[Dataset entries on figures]
◇ ◇ ◇

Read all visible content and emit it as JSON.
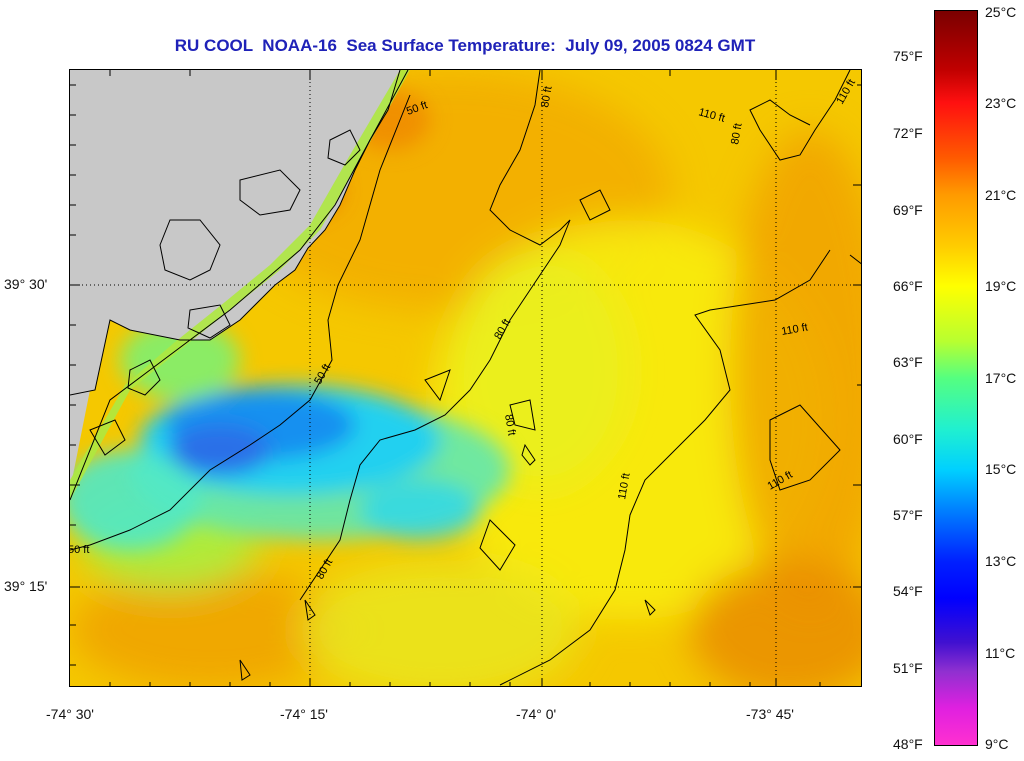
{
  "title": "RU COOL  NOAA-16  Sea Surface Temperature:  July 09, 2005 0824 GMT",
  "latitude_labels": [
    "39° 30'",
    "39° 15'"
  ],
  "longitude_labels": [
    "-74° 30'",
    "-74° 15'",
    "-74° 0'",
    "-73° 45'"
  ],
  "colorbar": {
    "fahrenheit": [
      "75°F",
      "72°F",
      "69°F",
      "66°F",
      "63°F",
      "60°F",
      "57°F",
      "54°F",
      "51°F",
      "48°F"
    ],
    "celsius": [
      "25°C",
      "23°C",
      "21°C",
      "19°C",
      "17°C",
      "15°C",
      "13°C",
      "11°C",
      "9°C"
    ],
    "range_celsius": [
      9,
      25
    ]
  },
  "depth_contours": [
    "50 ft",
    "80 ft",
    "110 ft"
  ],
  "contour_labels": [
    "50 ft",
    "80 ft",
    "110 ft",
    "80 ft",
    "110 ft",
    "80 ft",
    "110 ft",
    "80 ft",
    "110 ft",
    "50 ft",
    "80 ft",
    "50 ft",
    "110 ft"
  ],
  "colors": {
    "land": "#c8c8c8",
    "title": "#1f22b8",
    "warm_water": "#f2b000",
    "cold_water": "#1aa8ff",
    "hot_water": "#e86a00"
  }
}
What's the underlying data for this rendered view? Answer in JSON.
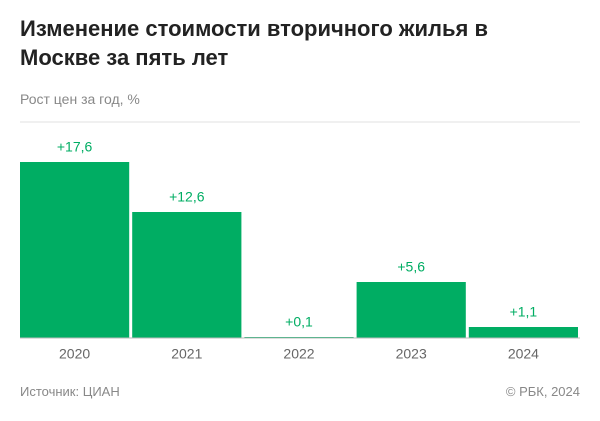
{
  "chart_data": {
    "type": "bar",
    "title": "Изменение стоимости вторичного жилья в Москве за пять лет",
    "subtitle": "Рост цен за год, %",
    "categories": [
      "2020",
      "2021",
      "2022",
      "2023",
      "2024"
    ],
    "values": [
      17.6,
      12.6,
      0.1,
      5.6,
      1.1
    ],
    "value_labels": [
      "+17,6",
      "+12,6",
      "+0,1",
      "+5,6",
      "+1,1"
    ],
    "color": "#00ad63",
    "ylim": [
      0,
      20
    ],
    "source": "Источник: ЦИАН",
    "copyright": "© РБК, 2024"
  }
}
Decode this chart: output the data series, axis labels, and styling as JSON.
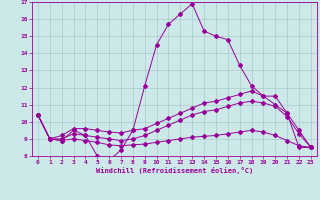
{
  "xlabel": "Windchill (Refroidissement éolien,°C)",
  "ylabel": "",
  "bg_color": "#cce8e8",
  "line_color": "#990099",
  "grid_color": "#aacccc",
  "xlim": [
    -0.5,
    23.5
  ],
  "ylim": [
    8,
    17
  ],
  "xticks": [
    0,
    1,
    2,
    3,
    4,
    5,
    6,
    7,
    8,
    9,
    10,
    11,
    12,
    13,
    14,
    15,
    16,
    17,
    18,
    19,
    20,
    21,
    22,
    23
  ],
  "yticks": [
    8,
    9,
    10,
    11,
    12,
    13,
    14,
    15,
    16,
    17
  ],
  "line1_x": [
    0,
    1,
    2,
    3,
    4,
    5,
    6,
    7,
    8,
    9,
    10,
    11,
    12,
    13,
    14,
    15,
    16,
    17,
    18,
    19,
    20,
    21,
    22,
    23
  ],
  "line1_y": [
    10.4,
    9.0,
    8.9,
    9.5,
    9.2,
    8.0,
    7.75,
    8.35,
    9.5,
    12.1,
    14.5,
    15.7,
    16.3,
    16.9,
    15.3,
    15.0,
    14.8,
    13.3,
    12.1,
    11.5,
    11.0,
    10.5,
    8.5,
    8.5
  ],
  "line2_x": [
    0,
    1,
    2,
    3,
    4,
    5,
    6,
    7,
    8,
    9,
    10,
    11,
    12,
    13,
    14,
    15,
    16,
    17,
    18,
    19,
    20,
    21,
    22,
    23
  ],
  "line2_y": [
    10.4,
    9.0,
    9.2,
    9.6,
    9.6,
    9.5,
    9.4,
    9.35,
    9.5,
    9.6,
    9.9,
    10.2,
    10.5,
    10.8,
    11.1,
    11.2,
    11.4,
    11.6,
    11.8,
    11.5,
    11.5,
    10.5,
    9.5,
    8.5
  ],
  "line3_x": [
    0,
    1,
    2,
    3,
    4,
    5,
    6,
    7,
    8,
    9,
    10,
    11,
    12,
    13,
    14,
    15,
    16,
    17,
    18,
    19,
    20,
    21,
    22,
    23
  ],
  "line3_y": [
    10.4,
    9.0,
    9.0,
    9.3,
    9.2,
    9.1,
    9.0,
    8.9,
    9.0,
    9.2,
    9.5,
    9.8,
    10.1,
    10.4,
    10.6,
    10.7,
    10.9,
    11.1,
    11.2,
    11.1,
    10.9,
    10.3,
    9.3,
    8.5
  ],
  "line4_x": [
    0,
    1,
    2,
    3,
    4,
    5,
    6,
    7,
    8,
    9,
    10,
    11,
    12,
    13,
    14,
    15,
    16,
    17,
    18,
    19,
    20,
    21,
    22,
    23
  ],
  "line4_y": [
    10.4,
    9.0,
    8.9,
    9.0,
    8.9,
    8.8,
    8.65,
    8.6,
    8.65,
    8.7,
    8.8,
    8.9,
    9.0,
    9.1,
    9.15,
    9.2,
    9.3,
    9.4,
    9.5,
    9.4,
    9.2,
    8.9,
    8.6,
    8.5
  ]
}
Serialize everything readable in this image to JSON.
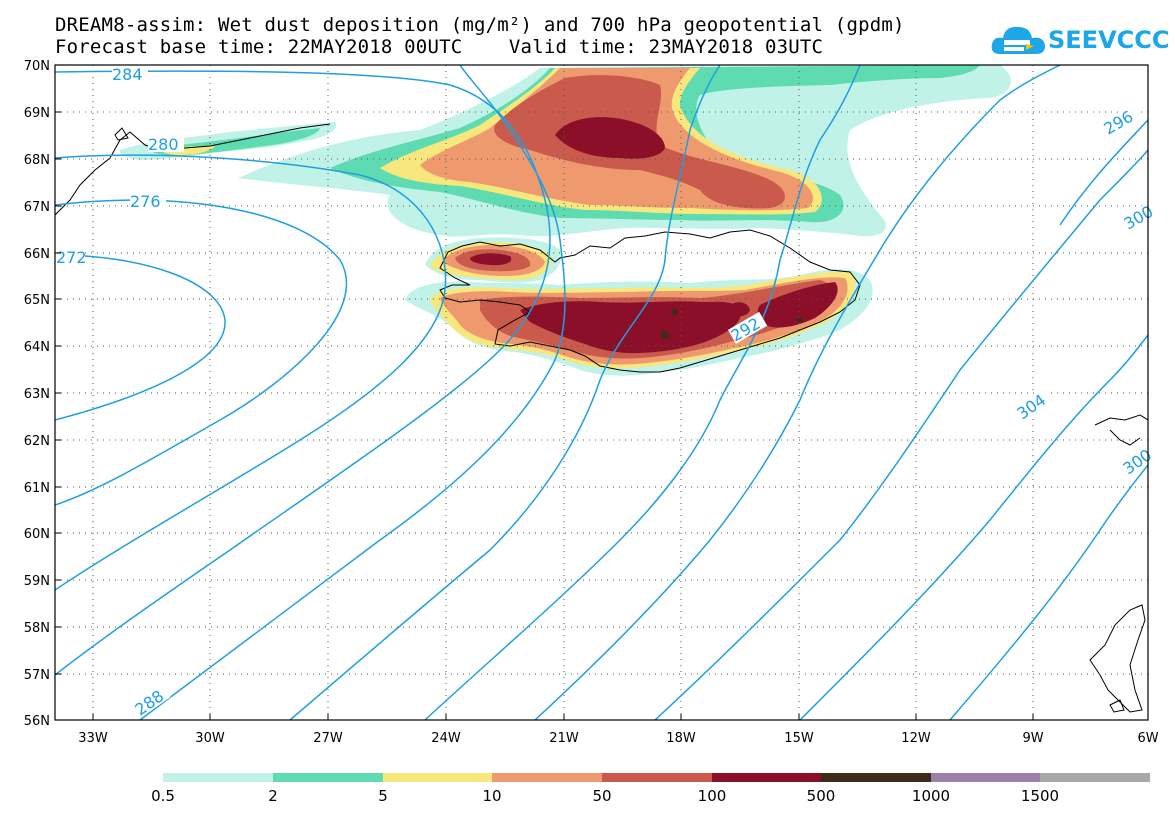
{
  "title": {
    "line1": "DREAM8-assim: Wet dust deposition (mg/m²) and 700 hPa geopotential (gpdm)",
    "line2": "Forecast base time: 22MAY2018 00UTC    Valid time: 23MAY2018 03UTC"
  },
  "logo": {
    "text": "SEEVCCC",
    "color": "#1da6e8"
  },
  "axes": {
    "lat_labels": [
      "70N",
      "69N",
      "68N",
      "67N",
      "66N",
      "65N",
      "64N",
      "63N",
      "62N",
      "61N",
      "60N",
      "59N",
      "58N",
      "57N",
      "56N"
    ],
    "lon_labels": [
      "33W",
      "30W",
      "27W",
      "24W",
      "21W",
      "18W",
      "15W",
      "12W",
      "9W",
      "6W"
    ]
  },
  "legend": {
    "labels": [
      "0.5",
      "2",
      "5",
      "10",
      "50",
      "100",
      "500",
      "1000",
      "1500"
    ],
    "colors": [
      "#c0f2e8",
      "#5edbb0",
      "#f7e77c",
      "#ee9a6e",
      "#c95a4c",
      "#8c0f2a",
      "#3e2b1a",
      "#9b80a8",
      "#a8a8a8"
    ]
  },
  "contours": {
    "color": "#1f9fe0",
    "labels": [
      "284",
      "280",
      "276",
      "272",
      "288",
      "292",
      "296",
      "300",
      "304",
      "300"
    ]
  }
}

◇ ◇ ◇

Print all the records again exactly; do not include any picture.

## Expected answer
Read all visible content and emit it as JSON.
{
  "title": "RU COOL  NOAA-16  Sea Surface Temperature:  July 09, 2005 0824 GMT",
  "latitude_labels": [
    "39° 30'",
    "39° 15'"
  ],
  "longitude_labels": [
    "-74° 30'",
    "-74° 15'",
    "-74° 0'",
    "-73° 45'"
  ],
  "colorbar": {
    "fahrenheit": [
      "75°F",
      "72°F",
      "69°F",
      "66°F",
      "63°F",
      "60°F",
      "57°F",
      "54°F",
      "51°F",
      "48°F"
    ],
    "celsius": [
      "25°C",
      "23°C",
      "21°C",
      "19°C",
      "17°C",
      "15°C",
      "13°C",
      "11°C",
      "9°C"
    ],
    "range_celsius": [
      9,
      25
    ]
  },
  "depth_contours": [
    "50 ft",
    "80 ft",
    "110 ft"
  ],
  "contour_labels": [
    "50 ft",
    "80 ft",
    "110 ft",
    "80 ft",
    "110 ft",
    "80 ft",
    "110 ft",
    "80 ft",
    "110 ft",
    "50 ft",
    "80 ft",
    "50 ft",
    "110 ft"
  ],
  "colors": {
    "land": "#c8c8c8",
    "title": "#1f22b8",
    "warm_water": "#f2b000",
    "cold_water": "#1aa8ff",
    "hot_water": "#e86a00"
  }
}
What's the underlying data for this rendered view? Answer in JSON.
{
  "chart_data": {
    "type": "bar",
    "title": "Изменение стоимости вторичного жилья в Москве за пять лет",
    "subtitle": "Рост цен за год, %",
    "categories": [
      "2020",
      "2021",
      "2022",
      "2023",
      "2024"
    ],
    "values": [
      17.6,
      12.6,
      0.1,
      5.6,
      1.1
    ],
    "value_labels": [
      "+17,6",
      "+12,6",
      "+0,1",
      "+5,6",
      "+1,1"
    ],
    "color": "#00ad63",
    "ylim": [
      0,
      20
    ],
    "source": "Источник: ЦИАН",
    "copyright": "© РБК, 2024"
  }
}
Decode this chart: output the data series, axis labels, and styling as JSON.
{
  "xlabel": "Windchill (Refroidissement éolien,°C)",
  "ylabel": "",
  "bg_color": "#cce8e8",
  "line_color": "#990099",
  "grid_color": "#aacccc",
  "xlim": [
    -0.5,
    23.5
  ],
  "ylim": [
    8,
    17
  ],
  "xticks": [
    0,
    1,
    2,
    3,
    4,
    5,
    6,
    7,
    8,
    9,
    10,
    11,
    12,
    13,
    14,
    15,
    16,
    17,
    18,
    19,
    20,
    21,
    22,
    23
  ],
  "yticks": [
    8,
    9,
    10,
    11,
    12,
    13,
    14,
    15,
    16,
    17
  ],
  "line1_x": [
    0,
    1,
    2,
    3,
    4,
    5,
    6,
    7,
    8,
    9,
    10,
    11,
    12,
    13,
    14,
    15,
    16,
    17,
    18,
    19,
    20,
    21,
    22,
    23
  ],
  "line1_y": [
    10.4,
    9.0,
    8.9,
    9.5,
    9.2,
    8.0,
    7.75,
    8.35,
    9.5,
    12.1,
    14.5,
    15.7,
    16.3,
    16.9,
    15.3,
    15.0,
    14.8,
    13.3,
    12.1,
    11.5,
    11.0,
    10.5,
    8.5,
    8.5
  ],
  "line2_x": [
    0,
    1,
    2,
    3,
    4,
    5,
    6,
    7,
    8,
    9,
    10,
    11,
    12,
    13,
    14,
    15,
    16,
    17,
    18,
    19,
    20,
    21,
    22,
    23
  ],
  "line2_y": [
    10.4,
    9.0,
    9.2,
    9.6,
    9.6,
    9.5,
    9.4,
    9.35,
    9.5,
    9.6,
    9.9,
    10.2,
    10.5,
    10.8,
    11.1,
    11.2,
    11.4,
    11.6,
    11.8,
    11.5,
    11.5,
    10.5,
    9.5,
    8.5
  ],
  "line3_x": [
    0,
    1,
    2,
    3,
    4,
    5,
    6,
    7,
    8,
    9,
    10,
    11,
    12,
    13,
    14,
    15,
    16,
    17,
    18,
    19,
    20,
    21,
    22,
    23
  ],
  "line3_y": [
    10.4,
    9.0,
    9.0,
    9.3,
    9.2,
    9.1,
    9.0,
    8.9,
    9.0,
    9.2,
    9.5,
    9.8,
    10.1,
    10.4,
    10.6,
    10.7,
    10.9,
    11.1,
    11.2,
    11.1,
    10.9,
    10.3,
    9.3,
    8.5
  ],
  "line4_x": [
    0,
    1,
    2,
    3,
    4,
    5,
    6,
    7,
    8,
    9,
    10,
    11,
    12,
    13,
    14,
    15,
    16,
    17,
    18,
    19,
    20,
    21,
    22,
    23
  ],
  "line4_y": [
    10.4,
    9.0,
    8.9,
    9.0,
    8.9,
    8.8,
    8.65,
    8.6,
    8.65,
    8.7,
    8.8,
    8.9,
    9.0,
    9.1,
    9.15,
    9.2,
    9.3,
    9.4,
    9.5,
    9.4,
    9.2,
    8.9,
    8.6,
    8.5
  ]
}
Serialize everything readable in this image to JSON.
{
  "title": {
    "line1": "DREAM8-assim: Wet dust deposition (mg/m²) and 700 hPa geopotential (gpdm)",
    "line2": "Forecast base time: 22MAY2018 00UTC    Valid time: 23MAY2018 03UTC"
  },
  "logo": {
    "text": "SEEVCCC",
    "color": "#1da6e8"
  },
  "axes": {
    "lat_labels": [
      "70N",
      "69N",
      "68N",
      "67N",
      "66N",
      "65N",
      "64N",
      "63N",
      "62N",
      "61N",
      "60N",
      "59N",
      "58N",
      "57N",
      "56N"
    ],
    "lon_labels": [
      "33W",
      "30W",
      "27W",
      "24W",
      "21W",
      "18W",
      "15W",
      "12W",
      "9W",
      "6W"
    ]
  },
  "legend": {
    "labels": [
      "0.5",
      "2",
      "5",
      "10",
      "50",
      "100",
      "500",
      "1000",
      "1500"
    ],
    "colors": [
      "#c0f2e8",
      "#5edbb0",
      "#f7e77c",
      "#ee9a6e",
      "#c95a4c",
      "#8c0f2a",
      "#3e2b1a",
      "#9b80a8",
      "#a8a8a8"
    ]
  },
  "contours": {
    "color": "#1f9fe0",
    "labels": [
      "284",
      "280",
      "276",
      "272",
      "288",
      "292",
      "296",
      "300",
      "304",
      "300"
    ]
  }
}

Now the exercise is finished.